BEGIN Data to process
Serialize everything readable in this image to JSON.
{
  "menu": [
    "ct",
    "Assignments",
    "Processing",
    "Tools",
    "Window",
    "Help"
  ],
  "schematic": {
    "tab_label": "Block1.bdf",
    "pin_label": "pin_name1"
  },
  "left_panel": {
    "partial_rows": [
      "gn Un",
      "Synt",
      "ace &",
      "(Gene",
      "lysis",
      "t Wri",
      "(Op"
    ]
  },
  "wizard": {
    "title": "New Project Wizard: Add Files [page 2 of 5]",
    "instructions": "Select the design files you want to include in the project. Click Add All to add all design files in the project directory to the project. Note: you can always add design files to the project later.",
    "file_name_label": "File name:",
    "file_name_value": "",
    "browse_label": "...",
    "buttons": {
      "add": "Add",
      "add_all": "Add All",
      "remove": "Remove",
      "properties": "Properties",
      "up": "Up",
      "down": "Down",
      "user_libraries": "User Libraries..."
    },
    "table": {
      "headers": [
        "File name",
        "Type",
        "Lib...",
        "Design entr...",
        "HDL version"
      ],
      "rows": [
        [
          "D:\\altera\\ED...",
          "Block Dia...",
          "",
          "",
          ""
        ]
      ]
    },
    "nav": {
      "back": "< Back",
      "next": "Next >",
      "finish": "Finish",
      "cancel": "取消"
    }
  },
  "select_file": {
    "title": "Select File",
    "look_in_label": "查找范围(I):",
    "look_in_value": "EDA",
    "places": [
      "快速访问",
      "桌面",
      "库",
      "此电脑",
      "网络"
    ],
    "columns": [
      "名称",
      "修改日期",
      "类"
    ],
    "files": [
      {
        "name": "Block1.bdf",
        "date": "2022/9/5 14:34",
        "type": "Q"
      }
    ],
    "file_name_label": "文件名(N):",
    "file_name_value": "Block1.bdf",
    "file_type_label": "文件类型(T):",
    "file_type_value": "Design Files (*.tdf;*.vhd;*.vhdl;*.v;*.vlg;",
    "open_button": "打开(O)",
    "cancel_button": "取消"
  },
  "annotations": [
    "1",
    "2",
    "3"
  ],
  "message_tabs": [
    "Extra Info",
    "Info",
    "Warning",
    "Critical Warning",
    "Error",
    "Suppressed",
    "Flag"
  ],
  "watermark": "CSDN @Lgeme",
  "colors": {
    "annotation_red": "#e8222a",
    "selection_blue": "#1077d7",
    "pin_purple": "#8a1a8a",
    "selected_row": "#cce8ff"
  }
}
END Data to process
Aim | Provide all the records again, word for word.

The solution |
Serialize everything readable in this image to JSON.
{
  "menu": [
    "ct",
    "Assignments",
    "Processing",
    "Tools",
    "Window",
    "Help"
  ],
  "schematic": {
    "tab_label": "Block1.bdf",
    "pin_label": "pin_name1"
  },
  "left_panel": {
    "partial_rows": [
      "gn Un",
      "Synt",
      "ace &",
      "(Gene",
      "lysis",
      "t Wri",
      "(Op"
    ]
  },
  "wizard": {
    "title": "New Project Wizard: Add Files [page 2 of 5]",
    "instructions": "Select the design files you want to include in the project. Click Add All to add all design files in the project directory to the project. Note: you can always add design files to the project later.",
    "file_name_label": "File name:",
    "file_name_value": "",
    "browse_label": "...",
    "buttons": {
      "add": "Add",
      "add_all": "Add All",
      "remove": "Remove",
      "properties": "Properties",
      "up": "Up",
      "down": "Down",
      "user_libraries": "User Libraries..."
    },
    "table": {
      "headers": [
        "File name",
        "Type",
        "Lib...",
        "Design entr...",
        "HDL version"
      ],
      "rows": [
        [
          "D:\\altera\\ED...",
          "Block Dia...",
          "",
          "",
          ""
        ]
      ]
    },
    "nav": {
      "back": "< Back",
      "next": "Next >",
      "finish": "Finish",
      "cancel": "取消"
    }
  },
  "select_file": {
    "title": "Select File",
    "look_in_label": "查找范围(I):",
    "look_in_value": "EDA",
    "places": [
      "快速访问",
      "桌面",
      "库",
      "此电脑",
      "网络"
    ],
    "columns": [
      "名称",
      "修改日期",
      "类"
    ],
    "files": [
      {
        "name": "Block1.bdf",
        "date": "2022/9/5 14:34",
        "type": "Q"
      }
    ],
    "file_name_label": "文件名(N):",
    "file_name_value": "Block1.bdf",
    "file_type_label": "文件类型(T):",
    "file_type_value": "Design Files (*.tdf;*.vhd;*.vhdl;*.v;*.vlg;",
    "open_button": "打开(O)",
    "cancel_button": "取消"
  },
  "annotations": [
    "1",
    "2",
    "3"
  ],
  "message_tabs": [
    "Extra Info",
    "Info",
    "Warning",
    "Critical Warning",
    "Error",
    "Suppressed",
    "Flag"
  ],
  "watermark": "CSDN @Lgeme",
  "colors": {
    "annotation_red": "#e8222a",
    "selection_blue": "#1077d7",
    "pin_purple": "#8a1a8a",
    "selected_row": "#cce8ff"
  }
}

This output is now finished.